Start of SUPPLIED RECORDS

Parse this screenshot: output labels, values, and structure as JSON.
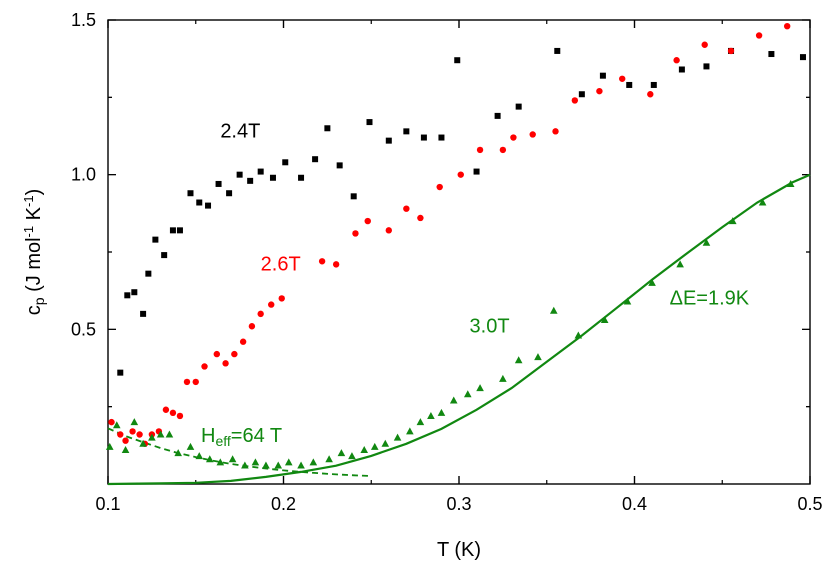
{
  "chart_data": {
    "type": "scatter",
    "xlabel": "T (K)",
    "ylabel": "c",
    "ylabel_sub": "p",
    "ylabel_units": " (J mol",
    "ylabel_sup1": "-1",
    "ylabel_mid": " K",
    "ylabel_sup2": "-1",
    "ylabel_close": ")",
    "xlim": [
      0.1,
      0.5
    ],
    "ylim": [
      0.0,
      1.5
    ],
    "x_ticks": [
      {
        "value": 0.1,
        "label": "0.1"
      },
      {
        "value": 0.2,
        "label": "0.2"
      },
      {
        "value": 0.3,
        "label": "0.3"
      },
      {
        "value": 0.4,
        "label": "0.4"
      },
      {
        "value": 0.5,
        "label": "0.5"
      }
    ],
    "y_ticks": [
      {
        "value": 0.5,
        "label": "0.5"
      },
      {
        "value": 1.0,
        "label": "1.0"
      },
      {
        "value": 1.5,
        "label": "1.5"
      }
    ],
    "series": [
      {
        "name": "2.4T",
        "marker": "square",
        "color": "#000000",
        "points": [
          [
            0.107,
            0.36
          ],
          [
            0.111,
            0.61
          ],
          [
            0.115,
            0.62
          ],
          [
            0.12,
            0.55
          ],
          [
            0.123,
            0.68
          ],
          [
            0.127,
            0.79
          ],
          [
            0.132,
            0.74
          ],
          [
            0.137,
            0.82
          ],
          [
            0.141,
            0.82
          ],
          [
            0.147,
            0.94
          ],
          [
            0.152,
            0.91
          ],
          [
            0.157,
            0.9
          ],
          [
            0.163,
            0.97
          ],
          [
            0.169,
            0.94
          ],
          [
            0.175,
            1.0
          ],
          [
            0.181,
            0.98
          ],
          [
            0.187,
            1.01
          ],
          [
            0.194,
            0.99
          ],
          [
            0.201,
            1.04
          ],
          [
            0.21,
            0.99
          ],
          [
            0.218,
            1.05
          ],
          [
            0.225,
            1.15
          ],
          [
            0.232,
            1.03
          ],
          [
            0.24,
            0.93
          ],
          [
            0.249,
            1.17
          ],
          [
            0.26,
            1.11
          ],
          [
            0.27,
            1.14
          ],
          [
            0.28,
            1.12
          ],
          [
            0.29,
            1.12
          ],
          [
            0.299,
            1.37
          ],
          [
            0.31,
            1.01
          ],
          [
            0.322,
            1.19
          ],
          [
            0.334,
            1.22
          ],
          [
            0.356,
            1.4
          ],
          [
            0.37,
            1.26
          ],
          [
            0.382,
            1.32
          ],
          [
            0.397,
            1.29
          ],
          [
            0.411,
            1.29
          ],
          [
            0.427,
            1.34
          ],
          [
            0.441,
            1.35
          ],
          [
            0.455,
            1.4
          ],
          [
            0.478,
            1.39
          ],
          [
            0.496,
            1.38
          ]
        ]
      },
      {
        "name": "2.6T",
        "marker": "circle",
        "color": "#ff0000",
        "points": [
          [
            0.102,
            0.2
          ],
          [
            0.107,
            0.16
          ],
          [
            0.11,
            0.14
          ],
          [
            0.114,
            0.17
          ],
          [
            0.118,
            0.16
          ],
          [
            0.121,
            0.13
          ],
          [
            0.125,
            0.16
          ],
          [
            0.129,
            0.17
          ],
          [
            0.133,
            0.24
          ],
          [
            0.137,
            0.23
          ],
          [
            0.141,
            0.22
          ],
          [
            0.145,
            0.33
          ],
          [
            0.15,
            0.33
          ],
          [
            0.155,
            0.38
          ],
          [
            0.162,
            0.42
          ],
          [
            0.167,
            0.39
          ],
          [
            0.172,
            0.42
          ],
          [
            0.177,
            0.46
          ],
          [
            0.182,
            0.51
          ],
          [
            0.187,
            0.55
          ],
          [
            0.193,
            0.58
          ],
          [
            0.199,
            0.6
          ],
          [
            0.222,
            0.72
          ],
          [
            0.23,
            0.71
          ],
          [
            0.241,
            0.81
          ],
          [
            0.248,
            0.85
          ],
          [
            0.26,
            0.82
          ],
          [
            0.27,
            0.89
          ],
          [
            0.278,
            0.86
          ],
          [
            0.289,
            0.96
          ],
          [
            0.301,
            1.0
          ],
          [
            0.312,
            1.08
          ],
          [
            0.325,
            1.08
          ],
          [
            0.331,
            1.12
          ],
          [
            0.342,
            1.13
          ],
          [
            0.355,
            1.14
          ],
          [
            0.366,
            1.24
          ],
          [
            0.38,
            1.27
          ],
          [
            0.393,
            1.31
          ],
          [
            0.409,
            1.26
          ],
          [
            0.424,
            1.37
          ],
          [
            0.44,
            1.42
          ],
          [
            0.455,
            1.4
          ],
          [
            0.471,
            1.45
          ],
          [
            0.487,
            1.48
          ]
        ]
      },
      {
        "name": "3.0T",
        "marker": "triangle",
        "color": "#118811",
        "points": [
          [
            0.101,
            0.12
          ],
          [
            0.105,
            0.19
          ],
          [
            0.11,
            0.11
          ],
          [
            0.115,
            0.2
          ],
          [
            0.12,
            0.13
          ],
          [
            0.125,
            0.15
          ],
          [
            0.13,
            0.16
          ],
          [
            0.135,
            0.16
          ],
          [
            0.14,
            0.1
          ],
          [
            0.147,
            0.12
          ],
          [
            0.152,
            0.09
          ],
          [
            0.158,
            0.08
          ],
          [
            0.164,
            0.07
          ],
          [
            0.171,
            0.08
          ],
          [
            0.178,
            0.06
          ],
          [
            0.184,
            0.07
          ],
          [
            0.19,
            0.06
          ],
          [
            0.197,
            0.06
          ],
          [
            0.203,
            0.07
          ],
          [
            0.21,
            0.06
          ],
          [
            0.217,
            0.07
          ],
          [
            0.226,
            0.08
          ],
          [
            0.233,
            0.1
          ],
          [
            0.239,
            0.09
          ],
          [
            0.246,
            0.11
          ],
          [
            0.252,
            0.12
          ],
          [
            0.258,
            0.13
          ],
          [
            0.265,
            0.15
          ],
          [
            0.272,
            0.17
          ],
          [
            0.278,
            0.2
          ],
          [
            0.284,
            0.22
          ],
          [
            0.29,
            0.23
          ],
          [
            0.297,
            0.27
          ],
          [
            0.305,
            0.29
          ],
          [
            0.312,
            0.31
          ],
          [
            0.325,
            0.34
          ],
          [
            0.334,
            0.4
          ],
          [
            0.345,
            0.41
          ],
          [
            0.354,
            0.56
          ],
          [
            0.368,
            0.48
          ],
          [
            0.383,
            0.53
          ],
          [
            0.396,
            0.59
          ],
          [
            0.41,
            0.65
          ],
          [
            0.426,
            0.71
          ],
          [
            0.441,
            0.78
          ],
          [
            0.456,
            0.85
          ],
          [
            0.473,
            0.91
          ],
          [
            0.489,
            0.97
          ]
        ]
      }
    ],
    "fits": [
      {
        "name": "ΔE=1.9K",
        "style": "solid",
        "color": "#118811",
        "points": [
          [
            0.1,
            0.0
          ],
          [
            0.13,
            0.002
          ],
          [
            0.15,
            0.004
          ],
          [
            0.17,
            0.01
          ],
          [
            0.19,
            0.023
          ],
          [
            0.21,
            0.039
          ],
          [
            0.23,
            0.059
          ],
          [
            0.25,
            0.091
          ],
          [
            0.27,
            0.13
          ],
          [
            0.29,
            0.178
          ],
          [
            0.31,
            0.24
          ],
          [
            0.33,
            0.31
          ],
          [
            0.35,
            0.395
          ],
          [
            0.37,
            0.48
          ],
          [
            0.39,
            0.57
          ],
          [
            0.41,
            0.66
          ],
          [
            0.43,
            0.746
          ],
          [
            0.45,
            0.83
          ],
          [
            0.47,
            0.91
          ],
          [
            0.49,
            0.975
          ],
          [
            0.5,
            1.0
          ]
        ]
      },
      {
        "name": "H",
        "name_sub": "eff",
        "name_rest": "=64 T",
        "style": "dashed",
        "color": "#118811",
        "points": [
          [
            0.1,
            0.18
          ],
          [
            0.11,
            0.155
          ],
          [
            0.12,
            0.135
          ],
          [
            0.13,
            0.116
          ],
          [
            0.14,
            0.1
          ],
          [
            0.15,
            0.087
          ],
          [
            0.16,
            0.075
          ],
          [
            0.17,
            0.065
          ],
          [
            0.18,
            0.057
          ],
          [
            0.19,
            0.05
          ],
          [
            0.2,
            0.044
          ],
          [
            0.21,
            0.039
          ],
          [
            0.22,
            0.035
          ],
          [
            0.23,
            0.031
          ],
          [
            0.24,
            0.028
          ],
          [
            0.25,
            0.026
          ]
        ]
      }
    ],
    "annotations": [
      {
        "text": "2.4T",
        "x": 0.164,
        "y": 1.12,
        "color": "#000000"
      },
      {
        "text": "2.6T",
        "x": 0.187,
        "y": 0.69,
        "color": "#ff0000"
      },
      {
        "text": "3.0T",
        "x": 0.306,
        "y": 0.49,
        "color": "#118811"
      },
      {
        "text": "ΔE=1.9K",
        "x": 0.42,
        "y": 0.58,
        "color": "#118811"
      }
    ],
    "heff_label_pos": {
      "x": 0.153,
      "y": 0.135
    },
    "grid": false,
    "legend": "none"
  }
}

End of SUPPLIED RECORDS

> **GOAL**
Search the listing for the word "marker" and return each line that holds it.

> **REPLY**
        "marker": "square",
        "marker": "circle",
        "marker": "triangle",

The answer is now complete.